## THE PROBLEM
Extract the lines that hold the string "Choose".

## Collected data entries

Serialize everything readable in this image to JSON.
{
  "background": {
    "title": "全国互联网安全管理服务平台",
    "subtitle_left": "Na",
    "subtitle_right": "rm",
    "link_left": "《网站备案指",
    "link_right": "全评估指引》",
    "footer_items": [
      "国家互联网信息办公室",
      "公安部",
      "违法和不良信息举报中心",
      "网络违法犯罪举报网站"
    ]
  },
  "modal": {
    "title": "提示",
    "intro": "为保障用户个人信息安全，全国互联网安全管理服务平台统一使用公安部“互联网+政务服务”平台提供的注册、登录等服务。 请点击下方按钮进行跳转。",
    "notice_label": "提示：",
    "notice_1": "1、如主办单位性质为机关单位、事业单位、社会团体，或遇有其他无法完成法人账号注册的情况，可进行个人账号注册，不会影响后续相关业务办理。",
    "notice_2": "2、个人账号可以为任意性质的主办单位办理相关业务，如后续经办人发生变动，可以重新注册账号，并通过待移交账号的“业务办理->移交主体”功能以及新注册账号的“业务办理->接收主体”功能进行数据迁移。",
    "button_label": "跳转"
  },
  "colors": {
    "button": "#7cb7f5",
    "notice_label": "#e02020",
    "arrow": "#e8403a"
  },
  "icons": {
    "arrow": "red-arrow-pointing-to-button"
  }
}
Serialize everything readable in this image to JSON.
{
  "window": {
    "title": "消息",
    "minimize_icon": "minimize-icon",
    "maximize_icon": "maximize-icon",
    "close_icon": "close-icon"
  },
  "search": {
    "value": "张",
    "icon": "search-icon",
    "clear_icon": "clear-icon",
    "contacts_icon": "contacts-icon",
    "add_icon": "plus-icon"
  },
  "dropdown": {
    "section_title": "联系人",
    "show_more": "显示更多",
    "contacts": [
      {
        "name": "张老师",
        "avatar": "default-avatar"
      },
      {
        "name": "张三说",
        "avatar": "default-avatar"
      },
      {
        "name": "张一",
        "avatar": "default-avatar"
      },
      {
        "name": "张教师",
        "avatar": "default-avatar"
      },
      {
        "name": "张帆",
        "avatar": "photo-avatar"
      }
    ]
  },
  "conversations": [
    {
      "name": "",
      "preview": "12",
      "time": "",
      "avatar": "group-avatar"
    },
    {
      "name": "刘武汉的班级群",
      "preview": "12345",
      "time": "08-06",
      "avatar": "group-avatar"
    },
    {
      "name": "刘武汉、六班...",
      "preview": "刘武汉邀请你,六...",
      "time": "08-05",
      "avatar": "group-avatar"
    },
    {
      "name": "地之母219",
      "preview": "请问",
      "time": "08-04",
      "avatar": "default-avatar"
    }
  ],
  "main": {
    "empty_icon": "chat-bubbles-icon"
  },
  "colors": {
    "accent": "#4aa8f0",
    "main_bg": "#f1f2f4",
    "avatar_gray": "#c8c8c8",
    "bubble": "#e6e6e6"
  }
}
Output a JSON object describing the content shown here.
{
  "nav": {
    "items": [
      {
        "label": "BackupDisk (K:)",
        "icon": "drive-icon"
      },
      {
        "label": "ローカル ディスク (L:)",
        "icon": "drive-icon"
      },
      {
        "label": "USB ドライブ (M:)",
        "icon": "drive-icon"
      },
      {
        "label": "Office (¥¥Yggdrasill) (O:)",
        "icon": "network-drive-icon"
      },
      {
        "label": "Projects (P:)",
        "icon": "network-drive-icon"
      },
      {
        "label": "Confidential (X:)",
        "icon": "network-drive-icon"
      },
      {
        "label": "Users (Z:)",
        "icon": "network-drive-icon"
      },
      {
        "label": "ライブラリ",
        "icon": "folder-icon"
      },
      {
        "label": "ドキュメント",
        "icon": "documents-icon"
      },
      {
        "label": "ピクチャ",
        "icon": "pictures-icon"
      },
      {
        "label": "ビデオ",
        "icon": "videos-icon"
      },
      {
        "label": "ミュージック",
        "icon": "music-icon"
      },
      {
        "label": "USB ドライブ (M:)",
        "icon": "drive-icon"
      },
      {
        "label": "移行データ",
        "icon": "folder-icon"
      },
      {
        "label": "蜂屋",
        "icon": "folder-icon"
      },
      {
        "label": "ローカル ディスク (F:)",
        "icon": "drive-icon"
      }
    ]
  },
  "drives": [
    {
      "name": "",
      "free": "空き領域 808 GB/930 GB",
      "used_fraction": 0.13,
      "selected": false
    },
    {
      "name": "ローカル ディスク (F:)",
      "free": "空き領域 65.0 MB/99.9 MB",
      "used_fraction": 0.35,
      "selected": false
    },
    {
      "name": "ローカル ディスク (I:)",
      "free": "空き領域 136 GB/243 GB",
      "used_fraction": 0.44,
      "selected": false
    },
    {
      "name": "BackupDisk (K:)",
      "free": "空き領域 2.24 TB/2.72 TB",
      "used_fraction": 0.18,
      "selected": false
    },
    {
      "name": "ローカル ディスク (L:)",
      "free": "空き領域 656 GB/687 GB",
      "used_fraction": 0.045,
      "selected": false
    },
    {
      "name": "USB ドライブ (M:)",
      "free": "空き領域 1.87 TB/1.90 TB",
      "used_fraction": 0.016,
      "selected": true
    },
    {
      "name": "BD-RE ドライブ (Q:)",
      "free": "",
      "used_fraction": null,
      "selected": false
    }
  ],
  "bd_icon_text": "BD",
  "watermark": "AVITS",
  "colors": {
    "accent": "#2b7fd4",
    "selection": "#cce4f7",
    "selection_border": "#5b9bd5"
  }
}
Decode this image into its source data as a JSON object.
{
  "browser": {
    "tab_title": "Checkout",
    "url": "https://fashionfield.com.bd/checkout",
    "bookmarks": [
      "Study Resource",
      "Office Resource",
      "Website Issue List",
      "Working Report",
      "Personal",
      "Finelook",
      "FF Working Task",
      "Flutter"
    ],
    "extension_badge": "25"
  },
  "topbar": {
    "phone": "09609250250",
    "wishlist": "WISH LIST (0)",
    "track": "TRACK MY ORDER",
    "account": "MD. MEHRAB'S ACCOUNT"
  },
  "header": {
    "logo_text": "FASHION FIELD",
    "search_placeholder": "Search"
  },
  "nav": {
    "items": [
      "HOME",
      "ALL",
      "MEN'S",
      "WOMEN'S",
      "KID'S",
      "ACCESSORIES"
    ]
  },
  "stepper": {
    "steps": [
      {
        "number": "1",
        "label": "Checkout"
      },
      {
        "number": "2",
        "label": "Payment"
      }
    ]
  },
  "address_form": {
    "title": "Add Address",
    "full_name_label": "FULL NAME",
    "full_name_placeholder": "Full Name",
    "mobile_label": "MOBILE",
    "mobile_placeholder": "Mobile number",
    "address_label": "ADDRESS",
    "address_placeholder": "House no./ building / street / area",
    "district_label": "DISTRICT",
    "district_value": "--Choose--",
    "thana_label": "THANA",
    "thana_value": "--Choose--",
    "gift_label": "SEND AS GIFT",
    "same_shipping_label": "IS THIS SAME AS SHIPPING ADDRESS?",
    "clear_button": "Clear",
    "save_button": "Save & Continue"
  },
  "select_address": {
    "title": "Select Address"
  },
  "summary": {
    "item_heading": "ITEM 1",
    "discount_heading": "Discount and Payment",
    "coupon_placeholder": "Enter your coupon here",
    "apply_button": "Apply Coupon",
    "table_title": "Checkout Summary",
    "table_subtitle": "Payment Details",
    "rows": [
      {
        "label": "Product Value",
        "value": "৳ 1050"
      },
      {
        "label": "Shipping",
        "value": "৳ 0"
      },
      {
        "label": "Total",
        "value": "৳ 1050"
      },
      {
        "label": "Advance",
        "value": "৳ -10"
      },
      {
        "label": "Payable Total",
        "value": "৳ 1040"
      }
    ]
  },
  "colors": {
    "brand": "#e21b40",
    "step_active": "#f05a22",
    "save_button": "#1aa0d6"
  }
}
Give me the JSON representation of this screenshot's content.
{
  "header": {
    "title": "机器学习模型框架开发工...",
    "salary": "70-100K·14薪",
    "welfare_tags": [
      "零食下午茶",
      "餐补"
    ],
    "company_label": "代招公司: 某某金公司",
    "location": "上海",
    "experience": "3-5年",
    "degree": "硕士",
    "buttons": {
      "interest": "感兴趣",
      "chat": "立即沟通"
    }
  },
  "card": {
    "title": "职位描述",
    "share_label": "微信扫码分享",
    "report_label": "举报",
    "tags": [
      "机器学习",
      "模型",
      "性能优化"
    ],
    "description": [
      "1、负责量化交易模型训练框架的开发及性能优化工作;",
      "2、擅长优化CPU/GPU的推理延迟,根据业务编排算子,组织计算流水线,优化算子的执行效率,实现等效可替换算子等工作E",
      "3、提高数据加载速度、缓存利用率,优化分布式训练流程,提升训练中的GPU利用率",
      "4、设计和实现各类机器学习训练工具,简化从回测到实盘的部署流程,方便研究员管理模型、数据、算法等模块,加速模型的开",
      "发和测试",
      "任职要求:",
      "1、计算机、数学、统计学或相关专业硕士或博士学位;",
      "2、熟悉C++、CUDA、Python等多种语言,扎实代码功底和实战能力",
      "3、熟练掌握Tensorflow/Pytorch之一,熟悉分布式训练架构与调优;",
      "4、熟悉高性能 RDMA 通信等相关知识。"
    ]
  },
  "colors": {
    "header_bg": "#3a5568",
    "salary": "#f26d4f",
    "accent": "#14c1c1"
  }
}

## RESULT FOR THIS TASK
    "district_value": "--Choose--",
    "thana_value": "--Choose--",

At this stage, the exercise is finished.